• [Goal of the exercise]:
Copy all of the data below line for line, without changing anything.

§ §

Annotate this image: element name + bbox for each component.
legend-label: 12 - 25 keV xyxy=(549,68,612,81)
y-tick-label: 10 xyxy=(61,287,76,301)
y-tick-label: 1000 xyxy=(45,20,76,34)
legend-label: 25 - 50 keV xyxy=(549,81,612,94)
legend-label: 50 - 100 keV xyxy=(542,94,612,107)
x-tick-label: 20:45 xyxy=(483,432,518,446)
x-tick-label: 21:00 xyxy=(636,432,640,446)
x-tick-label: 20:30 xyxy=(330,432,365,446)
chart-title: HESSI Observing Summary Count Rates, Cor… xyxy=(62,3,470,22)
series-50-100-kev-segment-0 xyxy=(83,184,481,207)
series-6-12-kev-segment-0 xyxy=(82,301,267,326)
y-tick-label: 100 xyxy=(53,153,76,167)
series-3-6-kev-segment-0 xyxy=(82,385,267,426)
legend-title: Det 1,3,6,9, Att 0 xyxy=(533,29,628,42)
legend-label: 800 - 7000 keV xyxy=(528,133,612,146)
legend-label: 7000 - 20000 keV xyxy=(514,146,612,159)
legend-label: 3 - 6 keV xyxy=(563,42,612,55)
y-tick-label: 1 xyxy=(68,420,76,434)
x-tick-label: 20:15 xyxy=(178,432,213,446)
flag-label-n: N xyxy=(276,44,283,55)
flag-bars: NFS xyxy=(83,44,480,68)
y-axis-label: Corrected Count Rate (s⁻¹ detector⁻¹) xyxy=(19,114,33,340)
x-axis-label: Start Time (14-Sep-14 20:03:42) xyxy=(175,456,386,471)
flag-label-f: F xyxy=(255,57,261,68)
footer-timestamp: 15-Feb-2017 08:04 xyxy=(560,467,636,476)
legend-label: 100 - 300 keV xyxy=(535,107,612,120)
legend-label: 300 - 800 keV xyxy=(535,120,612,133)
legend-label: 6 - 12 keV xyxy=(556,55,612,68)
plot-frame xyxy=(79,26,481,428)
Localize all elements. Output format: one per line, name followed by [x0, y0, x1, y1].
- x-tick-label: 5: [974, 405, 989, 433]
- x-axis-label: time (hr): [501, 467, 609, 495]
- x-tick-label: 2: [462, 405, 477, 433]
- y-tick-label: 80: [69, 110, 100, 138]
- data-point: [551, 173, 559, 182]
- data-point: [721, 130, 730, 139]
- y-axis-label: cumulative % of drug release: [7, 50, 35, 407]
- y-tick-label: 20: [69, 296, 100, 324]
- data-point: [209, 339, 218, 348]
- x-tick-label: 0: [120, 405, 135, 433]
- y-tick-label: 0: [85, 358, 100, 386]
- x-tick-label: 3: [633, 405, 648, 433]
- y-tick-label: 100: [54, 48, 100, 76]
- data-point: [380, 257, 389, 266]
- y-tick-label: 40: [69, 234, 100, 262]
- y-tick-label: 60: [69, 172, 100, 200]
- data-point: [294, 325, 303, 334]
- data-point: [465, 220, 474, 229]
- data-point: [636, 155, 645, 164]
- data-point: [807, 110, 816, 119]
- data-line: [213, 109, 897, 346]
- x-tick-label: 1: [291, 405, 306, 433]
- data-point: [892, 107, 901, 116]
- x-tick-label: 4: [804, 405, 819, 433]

§ §

• [Final result]:
Annotate this image: element name + bbox for each component.
legend-label: 12 - 25 keV xyxy=(549,68,612,81)
y-tick-label: 10 xyxy=(61,287,76,301)
y-tick-label: 1000 xyxy=(45,20,76,34)
legend-label: 25 - 50 keV xyxy=(549,81,612,94)
legend-label: 50 - 100 keV xyxy=(542,94,612,107)
x-tick-label: 20:45 xyxy=(483,432,518,446)
x-tick-label: 21:00 xyxy=(636,432,640,446)
x-tick-label: 20:30 xyxy=(330,432,365,446)
chart-title: HESSI Observing Summary Count Rates, Cor… xyxy=(62,3,470,22)
series-50-100-kev-segment-0 xyxy=(83,184,481,207)
series-6-12-kev-segment-0 xyxy=(82,301,267,326)
y-tick-label: 100 xyxy=(53,153,76,167)
series-3-6-kev-segment-0 xyxy=(82,385,267,426)
legend-title: Det 1,3,6,9, Att 0 xyxy=(533,29,628,42)
legend-label: 800 - 7000 keV xyxy=(528,133,612,146)
legend-label: 7000 - 20000 keV xyxy=(514,146,612,159)
legend-label: 3 - 6 keV xyxy=(563,42,612,55)
y-tick-label: 1 xyxy=(68,420,76,434)
x-tick-label: 20:15 xyxy=(178,432,213,446)
flag-label-n: N xyxy=(276,44,283,55)
flag-bars: NFS xyxy=(83,44,480,68)
y-axis-label: Corrected Count Rate (s⁻¹ detector⁻¹) xyxy=(19,114,33,340)
x-axis-label: Start Time (14-Sep-14 20:03:42) xyxy=(175,456,386,471)
flag-label-f: F xyxy=(255,57,261,68)
footer-timestamp: 15-Feb-2017 08:04 xyxy=(560,467,636,476)
legend-label: 100 - 300 keV xyxy=(535,107,612,120)
legend-label: 300 - 800 keV xyxy=(535,120,612,133)
legend-label: 6 - 12 keV xyxy=(556,55,612,68)
plot-frame xyxy=(79,26,481,428)
Localize all elements. Output format: one per line, name followed by [x0, y0, x1, y1].
- x-tick-label: 5: [974, 405, 989, 433]
- x-axis-label: time (hr): [501, 467, 609, 495]
- x-tick-label: 2: [462, 405, 477, 433]
- y-tick-label: 80: [69, 110, 100, 138]
- data-point: [551, 173, 559, 182]
- data-point: [721, 130, 730, 139]
- y-axis-label: cumulative % of drug release: [7, 50, 35, 407]
- y-tick-label: 20: [69, 296, 100, 324]
- data-point: [209, 339, 218, 348]
- x-tick-label: 0: [120, 405, 135, 433]
- y-tick-label: 0: [85, 358, 100, 386]
- x-tick-label: 3: [633, 405, 648, 433]
- y-tick-label: 100: [54, 48, 100, 76]
- data-point: [380, 257, 389, 266]
- y-tick-label: 40: [69, 234, 100, 262]
- y-tick-label: 60: [69, 172, 100, 200]
- data-point: [294, 325, 303, 334]
- data-point: [465, 220, 474, 229]
- data-point: [636, 155, 645, 164]
- data-point: [807, 110, 816, 119]
- data-line: [213, 109, 897, 346]
- x-tick-label: 1: [291, 405, 306, 433]
- data-point: [892, 107, 901, 116]
- x-tick-label: 4: [804, 405, 819, 433]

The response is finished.